Work to be completed: The answer must be an exact reproduction of all the entries.

Dataset:
------------------------

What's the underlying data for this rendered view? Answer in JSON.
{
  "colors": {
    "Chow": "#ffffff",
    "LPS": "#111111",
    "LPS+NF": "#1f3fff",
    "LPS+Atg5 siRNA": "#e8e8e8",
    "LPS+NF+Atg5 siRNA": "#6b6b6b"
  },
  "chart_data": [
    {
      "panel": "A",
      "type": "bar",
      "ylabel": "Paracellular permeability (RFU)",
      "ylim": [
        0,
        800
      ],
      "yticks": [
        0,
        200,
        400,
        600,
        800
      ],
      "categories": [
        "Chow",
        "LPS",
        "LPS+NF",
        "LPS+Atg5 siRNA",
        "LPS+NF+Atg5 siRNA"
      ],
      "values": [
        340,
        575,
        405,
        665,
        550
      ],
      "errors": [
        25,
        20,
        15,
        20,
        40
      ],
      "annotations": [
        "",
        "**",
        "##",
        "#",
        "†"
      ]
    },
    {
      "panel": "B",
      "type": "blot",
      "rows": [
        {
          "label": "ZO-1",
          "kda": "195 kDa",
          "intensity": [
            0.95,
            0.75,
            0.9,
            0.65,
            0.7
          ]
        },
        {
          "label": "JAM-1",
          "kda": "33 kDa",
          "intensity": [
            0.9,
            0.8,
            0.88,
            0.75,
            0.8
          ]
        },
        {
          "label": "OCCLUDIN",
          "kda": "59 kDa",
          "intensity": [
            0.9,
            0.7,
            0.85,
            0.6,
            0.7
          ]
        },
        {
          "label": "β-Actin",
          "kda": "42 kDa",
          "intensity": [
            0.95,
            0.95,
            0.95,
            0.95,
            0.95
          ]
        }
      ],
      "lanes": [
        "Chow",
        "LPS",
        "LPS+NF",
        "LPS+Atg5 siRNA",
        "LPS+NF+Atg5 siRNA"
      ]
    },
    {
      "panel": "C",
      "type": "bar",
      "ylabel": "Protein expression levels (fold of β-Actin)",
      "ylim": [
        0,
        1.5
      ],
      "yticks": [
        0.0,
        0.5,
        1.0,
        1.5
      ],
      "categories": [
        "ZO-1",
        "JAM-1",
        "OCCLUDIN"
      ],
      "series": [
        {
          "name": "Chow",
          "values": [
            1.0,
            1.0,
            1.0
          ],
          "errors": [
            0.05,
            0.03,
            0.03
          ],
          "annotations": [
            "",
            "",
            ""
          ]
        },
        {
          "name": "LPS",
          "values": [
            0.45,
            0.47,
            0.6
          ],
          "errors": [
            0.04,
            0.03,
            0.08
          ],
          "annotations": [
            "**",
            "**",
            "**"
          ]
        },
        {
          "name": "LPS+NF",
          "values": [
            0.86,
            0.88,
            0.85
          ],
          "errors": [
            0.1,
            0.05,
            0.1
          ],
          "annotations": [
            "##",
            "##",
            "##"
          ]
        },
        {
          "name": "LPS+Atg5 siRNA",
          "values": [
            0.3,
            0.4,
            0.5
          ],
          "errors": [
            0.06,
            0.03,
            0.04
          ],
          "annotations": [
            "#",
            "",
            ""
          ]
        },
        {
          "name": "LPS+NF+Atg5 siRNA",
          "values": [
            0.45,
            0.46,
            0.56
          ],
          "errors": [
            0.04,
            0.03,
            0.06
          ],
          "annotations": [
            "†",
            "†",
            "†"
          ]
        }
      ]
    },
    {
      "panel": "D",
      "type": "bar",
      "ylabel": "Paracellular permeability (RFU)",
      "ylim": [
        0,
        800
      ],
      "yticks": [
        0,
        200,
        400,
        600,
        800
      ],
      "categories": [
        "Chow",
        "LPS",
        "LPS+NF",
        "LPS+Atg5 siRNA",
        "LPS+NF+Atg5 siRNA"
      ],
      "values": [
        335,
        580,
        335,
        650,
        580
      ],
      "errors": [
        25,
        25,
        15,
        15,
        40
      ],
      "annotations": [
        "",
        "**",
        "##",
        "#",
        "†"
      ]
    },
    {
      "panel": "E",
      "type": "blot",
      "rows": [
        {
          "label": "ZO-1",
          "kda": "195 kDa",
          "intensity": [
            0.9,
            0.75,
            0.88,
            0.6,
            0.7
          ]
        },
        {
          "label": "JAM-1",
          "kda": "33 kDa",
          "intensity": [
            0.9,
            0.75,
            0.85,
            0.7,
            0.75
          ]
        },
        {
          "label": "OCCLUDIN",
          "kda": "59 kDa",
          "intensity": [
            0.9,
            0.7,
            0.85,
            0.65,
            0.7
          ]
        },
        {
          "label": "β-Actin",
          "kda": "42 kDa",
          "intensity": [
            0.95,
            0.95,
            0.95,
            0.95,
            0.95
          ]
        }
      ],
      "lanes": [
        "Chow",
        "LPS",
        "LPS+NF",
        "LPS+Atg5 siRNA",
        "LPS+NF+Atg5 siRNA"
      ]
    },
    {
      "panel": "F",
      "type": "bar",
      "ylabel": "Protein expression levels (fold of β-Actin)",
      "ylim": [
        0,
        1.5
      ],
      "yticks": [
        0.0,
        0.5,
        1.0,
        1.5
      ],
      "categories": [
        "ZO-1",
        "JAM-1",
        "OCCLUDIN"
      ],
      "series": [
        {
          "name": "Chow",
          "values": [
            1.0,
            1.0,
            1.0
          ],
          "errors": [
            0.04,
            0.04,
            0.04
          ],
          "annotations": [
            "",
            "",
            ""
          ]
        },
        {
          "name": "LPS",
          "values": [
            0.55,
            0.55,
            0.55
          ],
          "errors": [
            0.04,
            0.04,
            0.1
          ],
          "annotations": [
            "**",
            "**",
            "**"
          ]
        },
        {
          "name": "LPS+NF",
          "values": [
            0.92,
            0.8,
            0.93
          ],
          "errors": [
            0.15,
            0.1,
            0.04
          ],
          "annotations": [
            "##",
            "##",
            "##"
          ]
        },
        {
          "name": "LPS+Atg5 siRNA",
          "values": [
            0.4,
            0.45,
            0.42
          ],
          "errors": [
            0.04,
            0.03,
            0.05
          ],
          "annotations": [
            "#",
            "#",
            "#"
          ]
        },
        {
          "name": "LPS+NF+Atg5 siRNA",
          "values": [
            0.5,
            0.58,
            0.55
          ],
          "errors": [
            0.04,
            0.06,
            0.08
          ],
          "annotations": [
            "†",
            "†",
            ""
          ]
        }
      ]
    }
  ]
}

------------------------

Exercise response:
What's the underlying data for this rendered view? Answer in JSON.
{
  "colors": {
    "Chow": "#ffffff",
    "LPS": "#111111",
    "LPS+NF": "#1f3fff",
    "LPS+Atg5 siRNA": "#e8e8e8",
    "LPS+NF+Atg5 siRNA": "#6b6b6b"
  },
  "chart_data": [
    {
      "panel": "A",
      "type": "bar",
      "ylabel": "Paracellular permeability (RFU)",
      "ylim": [
        0,
        800
      ],
      "yticks": [
        0,
        200,
        400,
        600,
        800
      ],
      "categories": [
        "Chow",
        "LPS",
        "LPS+NF",
        "LPS+Atg5 siRNA",
        "LPS+NF+Atg5 siRNA"
      ],
      "values": [
        340,
        575,
        405,
        665,
        550
      ],
      "errors": [
        25,
        20,
        15,
        20,
        40
      ],
      "annotations": [
        "",
        "**",
        "##",
        "#",
        "†"
      ]
    },
    {
      "panel": "B",
      "type": "blot",
      "rows": [
        {
          "label": "ZO-1",
          "kda": "195 kDa",
          "intensity": [
            0.95,
            0.75,
            0.9,
            0.65,
            0.7
          ]
        },
        {
          "label": "JAM-1",
          "kda": "33 kDa",
          "intensity": [
            0.9,
            0.8,
            0.88,
            0.75,
            0.8
          ]
        },
        {
          "label": "OCCLUDIN",
          "kda": "59 kDa",
          "intensity": [
            0.9,
            0.7,
            0.85,
            0.6,
            0.7
          ]
        },
        {
          "label": "β-Actin",
          "kda": "42 kDa",
          "intensity": [
            0.95,
            0.95,
            0.95,
            0.95,
            0.95
          ]
        }
      ],
      "lanes": [
        "Chow",
        "LPS",
        "LPS+NF",
        "LPS+Atg5 siRNA",
        "LPS+NF+Atg5 siRNA"
      ]
    },
    {
      "panel": "C",
      "type": "bar",
      "ylabel": "Protein expression levels (fold of β-Actin)",
      "ylim": [
        0,
        1.5
      ],
      "yticks": [
        0.0,
        0.5,
        1.0,
        1.5
      ],
      "categories": [
        "ZO-1",
        "JAM-1",
        "OCCLUDIN"
      ],
      "series": [
        {
          "name": "Chow",
          "values": [
            1.0,
            1.0,
            1.0
          ],
          "errors": [
            0.05,
            0.03,
            0.03
          ],
          "annotations": [
            "",
            "",
            ""
          ]
        },
        {
          "name": "LPS",
          "values": [
            0.45,
            0.47,
            0.6
          ],
          "errors": [
            0.04,
            0.03,
            0.08
          ],
          "annotations": [
            "**",
            "**",
            "**"
          ]
        },
        {
          "name": "LPS+NF",
          "values": [
            0.86,
            0.88,
            0.85
          ],
          "errors": [
            0.1,
            0.05,
            0.1
          ],
          "annotations": [
            "##",
            "##",
            "##"
          ]
        },
        {
          "name": "LPS+Atg5 siRNA",
          "values": [
            0.3,
            0.4,
            0.5
          ],
          "errors": [
            0.06,
            0.03,
            0.04
          ],
          "annotations": [
            "#",
            "",
            ""
          ]
        },
        {
          "name": "LPS+NF+Atg5 siRNA",
          "values": [
            0.45,
            0.46,
            0.56
          ],
          "errors": [
            0.04,
            0.03,
            0.06
          ],
          "annotations": [
            "†",
            "†",
            "†"
          ]
        }
      ]
    },
    {
      "panel": "D",
      "type": "bar",
      "ylabel": "Paracellular permeability (RFU)",
      "ylim": [
        0,
        800
      ],
      "yticks": [
        0,
        200,
        400,
        600,
        800
      ],
      "categories": [
        "Chow",
        "LPS",
        "LPS+NF",
        "LPS+Atg5 siRNA",
        "LPS+NF+Atg5 siRNA"
      ],
      "values": [
        335,
        580,
        335,
        650,
        580
      ],
      "errors": [
        25,
        25,
        15,
        15,
        40
      ],
      "annotations": [
        "",
        "**",
        "##",
        "#",
        "†"
      ]
    },
    {
      "panel": "E",
      "type": "blot",
      "rows": [
        {
          "label": "ZO-1",
          "kda": "195 kDa",
          "intensity": [
            0.9,
            0.75,
            0.88,
            0.6,
            0.7
          ]
        },
        {
          "label": "JAM-1",
          "kda": "33 kDa",
          "intensity": [
            0.9,
            0.75,
            0.85,
            0.7,
            0.75
          ]
        },
        {
          "label": "OCCLUDIN",
          "kda": "59 kDa",
          "intensity": [
            0.9,
            0.7,
            0.85,
            0.65,
            0.7
          ]
        },
        {
          "label": "β-Actin",
          "kda": "42 kDa",
          "intensity": [
            0.95,
            0.95,
            0.95,
            0.95,
            0.95
          ]
        }
      ],
      "lanes": [
        "Chow",
        "LPS",
        "LPS+NF",
        "LPS+Atg5 siRNA",
        "LPS+NF+Atg5 siRNA"
      ]
    },
    {
      "panel": "F",
      "type": "bar",
      "ylabel": "Protein expression levels (fold of β-Actin)",
      "ylim": [
        0,
        1.5
      ],
      "yticks": [
        0.0,
        0.5,
        1.0,
        1.5
      ],
      "categories": [
        "ZO-1",
        "JAM-1",
        "OCCLUDIN"
      ],
      "series": [
        {
          "name": "Chow",
          "values": [
            1.0,
            1.0,
            1.0
          ],
          "errors": [
            0.04,
            0.04,
            0.04
          ],
          "annotations": [
            "",
            "",
            ""
          ]
        },
        {
          "name": "LPS",
          "values": [
            0.55,
            0.55,
            0.55
          ],
          "errors": [
            0.04,
            0.04,
            0.1
          ],
          "annotations": [
            "**",
            "**",
            "**"
          ]
        },
        {
          "name": "LPS+NF",
          "values": [
            0.92,
            0.8,
            0.93
          ],
          "errors": [
            0.15,
            0.1,
            0.04
          ],
          "annotations": [
            "##",
            "##",
            "##"
          ]
        },
        {
          "name": "LPS+Atg5 siRNA",
          "values": [
            0.4,
            0.45,
            0.42
          ],
          "errors": [
            0.04,
            0.03,
            0.05
          ],
          "annotations": [
            "#",
            "#",
            "#"
          ]
        },
        {
          "name": "LPS+NF+Atg5 siRNA",
          "values": [
            0.5,
            0.58,
            0.55
          ],
          "errors": [
            0.04,
            0.06,
            0.08
          ],
          "annotations": [
            "†",
            "†",
            ""
          ]
        }
      ]
    }
  ]
}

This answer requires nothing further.